GIVEN PROBLEM A: In the article about Madonna's "Angel," which record label released the track as a single?
GIVEN PROBLEM B: Reproduce the passage from the article about Madonna's "Angel" starting at "Madonna singles chronology" and ending at "the United Kingdom.".

QUOTED TEXT:

-- BEGIN --

Single by Madonna

from the album Like a Virgin
- B-side: "Into the Groove"; "Burning Up";
- Released: April 10, 1985
- Recorded: 1984
- Studio: The Power Station (New York, NY)
- Genre: Dance-pop; electropop; new wave;
- Length: 3:56
- Label: Sire; Warner Bros.;
- Songwriters: Madonna; Stephen Bray;
- Producer: Nile Rodgers

Madonna singles chronology
| "Crazy for You" (1985) | "Angel" (1985) | "Into the Groove" (1985) |

Licensed audio
- "Angel" on YouTube

= Angel (Madonna song) =

1985 single by Madonna

"Angel" is a song by American singer Madonna from her second studio album Like a Virgin (1984). She co-wrote this song with Stephen Bray while Nile Rodgers produced it. The track was released on April 10, 1985, by Sire Records as the album's third single. It was inspired by a girl who is saved by an angel, and she falls in love with him. "Angel" was released as a 12-inch single with "Into the Groove" in some countries and charted likewise. A music video was not filmed for the track, and instead, a promotional clip comprising segments of her previous videos was released in the United Kingdom.

Musically, "Angel" consists of three chord ascending hook, which serves for the verse and chorus. It has vocal harmonies beneath the main chorus and the lyrics repeat the angel-like image of Madonna's savior. Critical response to the song varied, with some music critics calling it a classic and others deeming it sub-par compared to Madonna's previous singles. "Angel" charted at number one in Australia and within the top five in Canada, Ireland, Japan, New Zealand, Spain, the United Kingdom, and the United States. She has performed the song during the Virgin Tour in 1985 and the Celebration Tour in 2023. The song was used on the soundtrack of the third season of Stranger Things.

-- END --

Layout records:
-- BEGIN --

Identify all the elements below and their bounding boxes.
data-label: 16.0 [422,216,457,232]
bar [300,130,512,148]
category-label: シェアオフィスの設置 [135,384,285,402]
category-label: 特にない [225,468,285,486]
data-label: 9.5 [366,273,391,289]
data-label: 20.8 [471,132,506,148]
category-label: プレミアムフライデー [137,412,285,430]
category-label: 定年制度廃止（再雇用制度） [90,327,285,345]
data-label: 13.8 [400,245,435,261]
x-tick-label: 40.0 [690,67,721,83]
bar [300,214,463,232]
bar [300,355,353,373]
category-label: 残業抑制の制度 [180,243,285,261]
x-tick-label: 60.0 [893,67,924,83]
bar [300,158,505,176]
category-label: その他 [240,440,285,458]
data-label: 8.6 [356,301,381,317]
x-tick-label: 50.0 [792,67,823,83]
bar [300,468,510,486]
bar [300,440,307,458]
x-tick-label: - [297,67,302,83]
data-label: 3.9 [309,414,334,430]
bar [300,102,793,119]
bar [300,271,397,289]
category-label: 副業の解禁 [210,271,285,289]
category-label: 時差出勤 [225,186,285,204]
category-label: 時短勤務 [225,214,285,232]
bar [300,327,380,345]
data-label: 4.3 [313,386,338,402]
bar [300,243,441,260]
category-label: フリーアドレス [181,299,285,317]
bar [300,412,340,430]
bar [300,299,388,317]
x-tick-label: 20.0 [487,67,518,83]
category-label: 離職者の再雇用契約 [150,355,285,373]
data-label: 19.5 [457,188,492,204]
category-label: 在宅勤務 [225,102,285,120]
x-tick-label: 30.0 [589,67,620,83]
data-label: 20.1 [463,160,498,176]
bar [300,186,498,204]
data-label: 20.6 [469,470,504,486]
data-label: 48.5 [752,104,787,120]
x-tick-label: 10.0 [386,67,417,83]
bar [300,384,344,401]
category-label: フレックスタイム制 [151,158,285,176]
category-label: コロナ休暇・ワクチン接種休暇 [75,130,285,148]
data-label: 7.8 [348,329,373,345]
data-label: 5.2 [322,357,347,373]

-- END --
-- BEGIN --

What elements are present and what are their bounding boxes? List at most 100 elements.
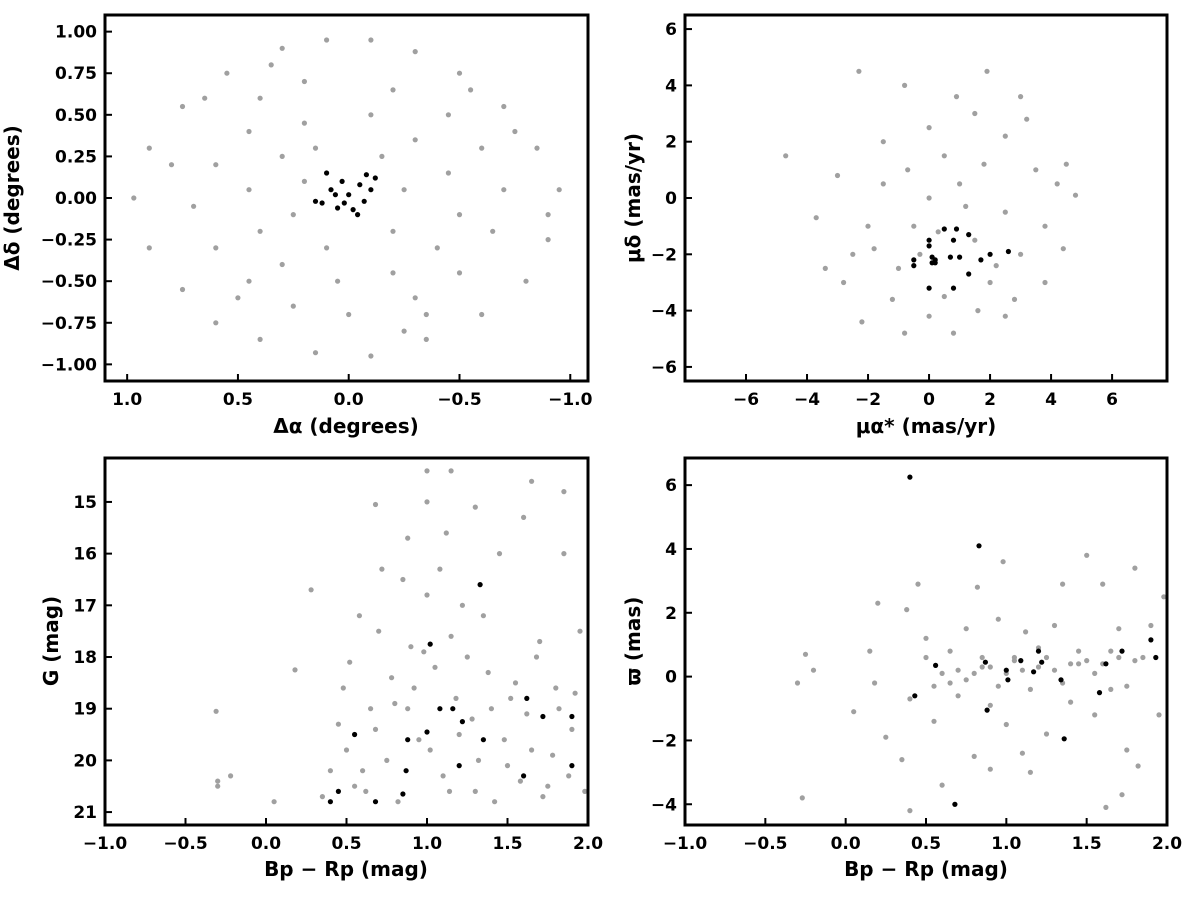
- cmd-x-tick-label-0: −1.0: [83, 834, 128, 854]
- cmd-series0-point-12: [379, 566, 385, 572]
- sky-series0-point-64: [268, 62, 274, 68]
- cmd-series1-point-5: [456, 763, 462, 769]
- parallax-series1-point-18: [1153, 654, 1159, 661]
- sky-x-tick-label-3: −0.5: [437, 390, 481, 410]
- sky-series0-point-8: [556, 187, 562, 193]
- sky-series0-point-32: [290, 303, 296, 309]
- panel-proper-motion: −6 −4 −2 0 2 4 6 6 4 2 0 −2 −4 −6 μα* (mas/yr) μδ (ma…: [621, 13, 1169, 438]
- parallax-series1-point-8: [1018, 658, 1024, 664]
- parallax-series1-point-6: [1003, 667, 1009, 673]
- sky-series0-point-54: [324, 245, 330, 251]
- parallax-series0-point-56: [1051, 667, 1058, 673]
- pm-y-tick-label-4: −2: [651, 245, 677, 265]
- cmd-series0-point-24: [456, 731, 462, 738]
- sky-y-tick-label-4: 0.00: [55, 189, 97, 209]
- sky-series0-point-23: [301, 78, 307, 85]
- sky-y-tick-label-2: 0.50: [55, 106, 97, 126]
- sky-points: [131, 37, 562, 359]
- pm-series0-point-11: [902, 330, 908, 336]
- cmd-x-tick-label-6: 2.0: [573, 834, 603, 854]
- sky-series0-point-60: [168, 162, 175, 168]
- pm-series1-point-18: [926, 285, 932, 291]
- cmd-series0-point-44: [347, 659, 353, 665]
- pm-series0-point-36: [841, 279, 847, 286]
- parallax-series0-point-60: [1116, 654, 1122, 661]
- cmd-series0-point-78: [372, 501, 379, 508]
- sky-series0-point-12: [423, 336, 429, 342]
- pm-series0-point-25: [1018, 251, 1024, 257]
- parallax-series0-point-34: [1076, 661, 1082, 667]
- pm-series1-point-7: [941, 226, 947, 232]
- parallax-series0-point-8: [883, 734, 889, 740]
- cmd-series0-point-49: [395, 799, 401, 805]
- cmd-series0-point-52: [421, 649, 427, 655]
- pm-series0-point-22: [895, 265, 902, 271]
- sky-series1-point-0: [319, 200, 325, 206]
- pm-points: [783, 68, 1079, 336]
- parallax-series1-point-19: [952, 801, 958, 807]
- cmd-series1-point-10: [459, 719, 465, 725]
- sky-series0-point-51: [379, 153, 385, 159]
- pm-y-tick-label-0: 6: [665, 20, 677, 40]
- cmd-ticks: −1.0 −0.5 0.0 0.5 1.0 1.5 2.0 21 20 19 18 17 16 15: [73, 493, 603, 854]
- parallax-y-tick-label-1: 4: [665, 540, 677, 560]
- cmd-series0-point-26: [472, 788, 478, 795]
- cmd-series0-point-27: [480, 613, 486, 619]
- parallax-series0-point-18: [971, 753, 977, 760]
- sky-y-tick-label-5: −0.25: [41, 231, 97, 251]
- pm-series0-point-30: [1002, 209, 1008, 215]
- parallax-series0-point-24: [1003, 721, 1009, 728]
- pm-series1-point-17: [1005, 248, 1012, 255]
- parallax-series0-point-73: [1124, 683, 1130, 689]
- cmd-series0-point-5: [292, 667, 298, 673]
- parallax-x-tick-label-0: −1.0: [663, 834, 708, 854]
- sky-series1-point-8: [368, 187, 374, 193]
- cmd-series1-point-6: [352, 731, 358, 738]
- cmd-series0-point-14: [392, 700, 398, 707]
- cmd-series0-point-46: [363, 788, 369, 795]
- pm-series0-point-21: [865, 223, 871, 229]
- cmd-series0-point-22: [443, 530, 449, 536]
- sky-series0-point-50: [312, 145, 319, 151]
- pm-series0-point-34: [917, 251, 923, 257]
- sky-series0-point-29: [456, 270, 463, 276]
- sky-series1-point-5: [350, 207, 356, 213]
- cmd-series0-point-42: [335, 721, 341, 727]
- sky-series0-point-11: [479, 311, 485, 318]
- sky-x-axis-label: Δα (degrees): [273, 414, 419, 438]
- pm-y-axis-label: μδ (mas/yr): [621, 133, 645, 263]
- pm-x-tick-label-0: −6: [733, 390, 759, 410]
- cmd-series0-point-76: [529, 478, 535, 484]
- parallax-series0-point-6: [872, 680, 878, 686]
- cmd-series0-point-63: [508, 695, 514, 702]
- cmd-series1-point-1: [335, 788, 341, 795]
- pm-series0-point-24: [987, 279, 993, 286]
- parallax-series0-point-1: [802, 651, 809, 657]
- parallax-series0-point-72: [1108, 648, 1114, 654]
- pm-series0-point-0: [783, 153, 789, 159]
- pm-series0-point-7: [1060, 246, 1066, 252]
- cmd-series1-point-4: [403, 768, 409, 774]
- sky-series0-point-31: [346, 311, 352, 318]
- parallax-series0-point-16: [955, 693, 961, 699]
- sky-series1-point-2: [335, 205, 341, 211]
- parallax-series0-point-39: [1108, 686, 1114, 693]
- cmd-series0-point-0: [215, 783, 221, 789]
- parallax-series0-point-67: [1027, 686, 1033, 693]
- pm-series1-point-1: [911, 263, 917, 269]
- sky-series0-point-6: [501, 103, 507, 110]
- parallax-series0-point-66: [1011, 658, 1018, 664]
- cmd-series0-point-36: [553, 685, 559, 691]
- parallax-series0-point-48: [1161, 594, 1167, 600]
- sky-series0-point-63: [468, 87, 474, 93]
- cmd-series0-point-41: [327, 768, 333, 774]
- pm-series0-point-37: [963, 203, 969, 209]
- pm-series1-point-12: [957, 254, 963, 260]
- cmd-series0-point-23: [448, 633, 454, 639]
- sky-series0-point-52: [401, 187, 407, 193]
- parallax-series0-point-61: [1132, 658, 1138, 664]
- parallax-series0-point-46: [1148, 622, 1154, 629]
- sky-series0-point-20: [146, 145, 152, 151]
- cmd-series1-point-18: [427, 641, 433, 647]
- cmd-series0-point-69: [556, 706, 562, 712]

-- END --

FULL OUTPUT A: Sire Records

FULL OUTPUT B:
Madonna singles chronology
| "Crazy for You" (1985) | "Angel" (1985) | "Into the Groove" (1985) |

Licensed audio
- "Angel" on YouTube

= Angel (Madonna song) =

1985 single by Madonna

"Angel" is a song by American singer Madonna from her second studio album Like a Virgin (1984). She co-wrote this song with Stephen Bray while Nile Rodgers produced it. The track was released on April 10, 1985, by Sire Records as the album's third single. It was inspired by a girl who is saved by an angel, and she falls in love with him. "Angel" was released as a 12-inch single with "Into the Groove" in some countries and charted likewise. A music video was not filmed for the track, and instead, a promotional clip comprising segments of her previous videos was released in the United Kingdom.